Despite these heuristics, if a note is located in the center of the piano, it becomes
impossible to tell which finger to use first. For this purpose another experiment was conducted to
test how well the system works if the note information and the fingers used to play it are known
and provided to it as a script. This is similar to lip syncing for actors.
14

In figure 2.4 it can be seen that the Arbitrer class contains a ScriptParser object. This
class contains a text file which is a script which contains information about which finger to press
and in which hand. Currently the script used in the system is shown in figure 2.6.
Figure 2.6 Sample of the script
The letters stand for the first letter of the finger (I for Index etc) and the case is used to
specify a particular hand.
Each time a note is pressed on the piano the Arbitrer transfers control to the
ScriptParser class if there is a script and if there is data left to be read from it. The ScriptParser
class then reads the next letter from the script and using the FingerPosition objects that were
passed into it when it was created invokes the activateClosestFinger method.
This technique works very well, especially when several keys on the piano are pressed
simultaneously, since each key press is a signal to read one more letter from the script.
::::
● **Exercise set**
(A) Name every class, object type, and method that the passage on scripted piano fingering mentions.
(B) Continue the passage on scripted piano fingering from its last sentence.
::::
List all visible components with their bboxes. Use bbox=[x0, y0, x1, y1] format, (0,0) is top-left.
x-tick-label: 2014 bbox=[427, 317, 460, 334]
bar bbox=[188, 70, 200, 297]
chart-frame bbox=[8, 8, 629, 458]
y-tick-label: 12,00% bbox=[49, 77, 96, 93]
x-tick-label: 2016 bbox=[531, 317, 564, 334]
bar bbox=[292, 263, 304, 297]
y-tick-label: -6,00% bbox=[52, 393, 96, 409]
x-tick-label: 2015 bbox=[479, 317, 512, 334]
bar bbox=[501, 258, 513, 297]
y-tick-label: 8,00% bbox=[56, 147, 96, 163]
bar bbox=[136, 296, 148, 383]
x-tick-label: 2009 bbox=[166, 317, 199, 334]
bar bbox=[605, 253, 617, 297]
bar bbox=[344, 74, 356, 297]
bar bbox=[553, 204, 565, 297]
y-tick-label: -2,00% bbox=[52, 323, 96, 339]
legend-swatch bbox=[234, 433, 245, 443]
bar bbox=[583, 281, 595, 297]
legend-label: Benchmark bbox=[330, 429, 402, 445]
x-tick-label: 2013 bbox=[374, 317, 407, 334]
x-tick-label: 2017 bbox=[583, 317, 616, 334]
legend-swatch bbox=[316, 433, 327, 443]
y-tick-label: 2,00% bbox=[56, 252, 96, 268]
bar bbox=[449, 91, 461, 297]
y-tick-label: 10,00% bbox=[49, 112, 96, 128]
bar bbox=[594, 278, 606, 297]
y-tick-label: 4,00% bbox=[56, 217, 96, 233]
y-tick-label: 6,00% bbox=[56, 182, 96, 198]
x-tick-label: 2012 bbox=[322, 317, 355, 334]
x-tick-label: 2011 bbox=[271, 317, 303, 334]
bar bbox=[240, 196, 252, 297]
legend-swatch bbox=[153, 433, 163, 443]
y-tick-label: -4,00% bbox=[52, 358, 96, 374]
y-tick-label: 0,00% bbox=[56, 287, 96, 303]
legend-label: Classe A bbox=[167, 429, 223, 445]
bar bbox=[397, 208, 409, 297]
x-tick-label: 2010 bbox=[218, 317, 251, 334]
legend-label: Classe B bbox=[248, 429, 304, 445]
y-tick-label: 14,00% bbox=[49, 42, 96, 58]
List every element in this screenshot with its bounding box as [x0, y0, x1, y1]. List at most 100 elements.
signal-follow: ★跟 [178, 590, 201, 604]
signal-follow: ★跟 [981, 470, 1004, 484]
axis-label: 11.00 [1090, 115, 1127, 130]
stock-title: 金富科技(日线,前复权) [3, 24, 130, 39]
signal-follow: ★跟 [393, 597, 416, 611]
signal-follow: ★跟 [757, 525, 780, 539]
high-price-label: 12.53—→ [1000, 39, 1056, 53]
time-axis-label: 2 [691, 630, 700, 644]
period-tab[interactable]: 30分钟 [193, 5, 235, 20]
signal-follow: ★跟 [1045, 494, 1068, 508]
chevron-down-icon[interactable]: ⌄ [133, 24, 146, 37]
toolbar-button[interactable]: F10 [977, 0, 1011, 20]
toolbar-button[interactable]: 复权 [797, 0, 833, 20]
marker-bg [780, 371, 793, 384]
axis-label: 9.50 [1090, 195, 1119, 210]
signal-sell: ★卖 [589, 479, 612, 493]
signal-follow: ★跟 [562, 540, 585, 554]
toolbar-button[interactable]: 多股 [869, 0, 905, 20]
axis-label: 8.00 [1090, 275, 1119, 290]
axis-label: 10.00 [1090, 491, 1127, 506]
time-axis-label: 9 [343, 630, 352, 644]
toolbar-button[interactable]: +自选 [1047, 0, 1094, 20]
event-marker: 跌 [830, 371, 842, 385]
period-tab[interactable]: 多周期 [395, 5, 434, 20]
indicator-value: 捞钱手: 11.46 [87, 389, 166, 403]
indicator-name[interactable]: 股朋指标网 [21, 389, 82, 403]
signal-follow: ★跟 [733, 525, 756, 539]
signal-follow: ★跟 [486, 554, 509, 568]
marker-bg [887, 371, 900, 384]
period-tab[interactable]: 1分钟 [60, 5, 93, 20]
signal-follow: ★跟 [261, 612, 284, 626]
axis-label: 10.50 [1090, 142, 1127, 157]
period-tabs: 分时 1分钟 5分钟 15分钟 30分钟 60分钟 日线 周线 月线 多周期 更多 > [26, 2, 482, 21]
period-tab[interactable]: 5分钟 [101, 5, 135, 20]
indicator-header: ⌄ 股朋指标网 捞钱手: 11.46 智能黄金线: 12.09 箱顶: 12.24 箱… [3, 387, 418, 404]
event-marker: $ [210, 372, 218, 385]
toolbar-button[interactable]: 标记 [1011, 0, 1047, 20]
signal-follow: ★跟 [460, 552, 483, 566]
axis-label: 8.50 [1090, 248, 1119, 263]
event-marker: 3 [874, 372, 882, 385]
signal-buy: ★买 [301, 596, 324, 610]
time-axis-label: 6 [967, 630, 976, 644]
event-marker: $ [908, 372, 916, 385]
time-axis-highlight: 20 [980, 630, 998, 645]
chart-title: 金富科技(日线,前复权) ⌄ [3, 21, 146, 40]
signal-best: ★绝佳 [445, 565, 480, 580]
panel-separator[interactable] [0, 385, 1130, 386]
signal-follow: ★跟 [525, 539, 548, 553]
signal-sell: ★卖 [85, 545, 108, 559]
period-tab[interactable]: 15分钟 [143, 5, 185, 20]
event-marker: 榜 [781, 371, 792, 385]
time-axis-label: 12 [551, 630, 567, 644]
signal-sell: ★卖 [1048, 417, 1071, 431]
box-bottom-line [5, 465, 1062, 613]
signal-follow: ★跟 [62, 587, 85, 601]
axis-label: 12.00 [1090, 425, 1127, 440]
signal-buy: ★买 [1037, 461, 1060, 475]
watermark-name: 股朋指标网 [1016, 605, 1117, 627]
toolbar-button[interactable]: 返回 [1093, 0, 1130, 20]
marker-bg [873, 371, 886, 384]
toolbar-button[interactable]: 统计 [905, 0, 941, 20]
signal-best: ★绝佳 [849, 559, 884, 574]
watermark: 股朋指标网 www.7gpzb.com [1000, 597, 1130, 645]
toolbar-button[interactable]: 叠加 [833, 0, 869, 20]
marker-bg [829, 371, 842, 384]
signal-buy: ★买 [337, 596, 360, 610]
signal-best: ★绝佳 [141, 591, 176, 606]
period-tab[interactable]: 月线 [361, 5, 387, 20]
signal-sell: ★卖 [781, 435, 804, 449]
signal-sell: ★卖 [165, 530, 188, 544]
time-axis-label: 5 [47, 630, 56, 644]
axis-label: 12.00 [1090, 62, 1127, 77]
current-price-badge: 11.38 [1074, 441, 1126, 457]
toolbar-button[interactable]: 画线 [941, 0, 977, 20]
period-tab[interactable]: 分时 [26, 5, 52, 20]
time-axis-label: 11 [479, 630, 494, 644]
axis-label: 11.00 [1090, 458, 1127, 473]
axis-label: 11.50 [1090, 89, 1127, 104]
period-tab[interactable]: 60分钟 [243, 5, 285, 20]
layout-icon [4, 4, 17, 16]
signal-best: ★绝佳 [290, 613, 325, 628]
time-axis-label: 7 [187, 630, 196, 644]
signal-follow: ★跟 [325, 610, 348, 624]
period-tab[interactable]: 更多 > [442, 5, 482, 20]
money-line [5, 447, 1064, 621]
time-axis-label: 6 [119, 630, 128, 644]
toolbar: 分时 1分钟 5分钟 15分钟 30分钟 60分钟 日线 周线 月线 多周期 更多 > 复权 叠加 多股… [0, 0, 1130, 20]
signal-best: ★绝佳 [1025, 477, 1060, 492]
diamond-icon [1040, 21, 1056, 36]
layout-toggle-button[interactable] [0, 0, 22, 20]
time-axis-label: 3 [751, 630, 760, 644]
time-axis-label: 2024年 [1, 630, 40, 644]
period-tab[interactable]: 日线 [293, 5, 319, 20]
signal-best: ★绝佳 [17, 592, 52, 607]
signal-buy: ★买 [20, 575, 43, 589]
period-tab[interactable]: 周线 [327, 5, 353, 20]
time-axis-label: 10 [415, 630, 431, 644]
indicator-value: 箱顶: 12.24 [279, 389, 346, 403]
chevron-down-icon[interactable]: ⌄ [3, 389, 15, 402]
::::
● **Results for each task**
(A) Arbitrer, ScriptParser, FingerPosition, activateClosestFinger

(B)
2.3 IK Engine

For the purpose of this project, it was decided to use an existing IK engine rather than
make a new one. After going through a few libraries it was decided to use the IK engine created
by Samuel R. Buss and Jin-Su Kim [9] for their paper on the technique of Selectively Damped
Least Squares for IK. Since their IK engine was written in C++, it became the de facto language
in which the project was written.
The following image shows the kind of tree structure that the engine solved initially.
15

Figure 2.7 Initial tree structure solved in [9]
The yellow lines represent the rotation axis about which rotation occurs in the joint. The
red spheres represent the targets which the end effectors of the tree try to reach. This provided an
extremely simple interface that could be manipulated to create the necessary movement in the
fingers.
In order to create a chain which can mimic the functionalities and restraints of the hand
the measurements required were obtained from the paper on the Handrix [6]. The hand has three
kinds of joints:
 Distal Interphalange joint (DIP)
 Proximal Interphalange joint (PIP)
 Metacarpophalangeal joint (MCP)

Rotation about the PIP and DIP joints occur in only one axis. The MCP can rotate about
two mutually perpendicular axes but with restrictions in the angles. Figure 2.8 below shows the
position of the joints.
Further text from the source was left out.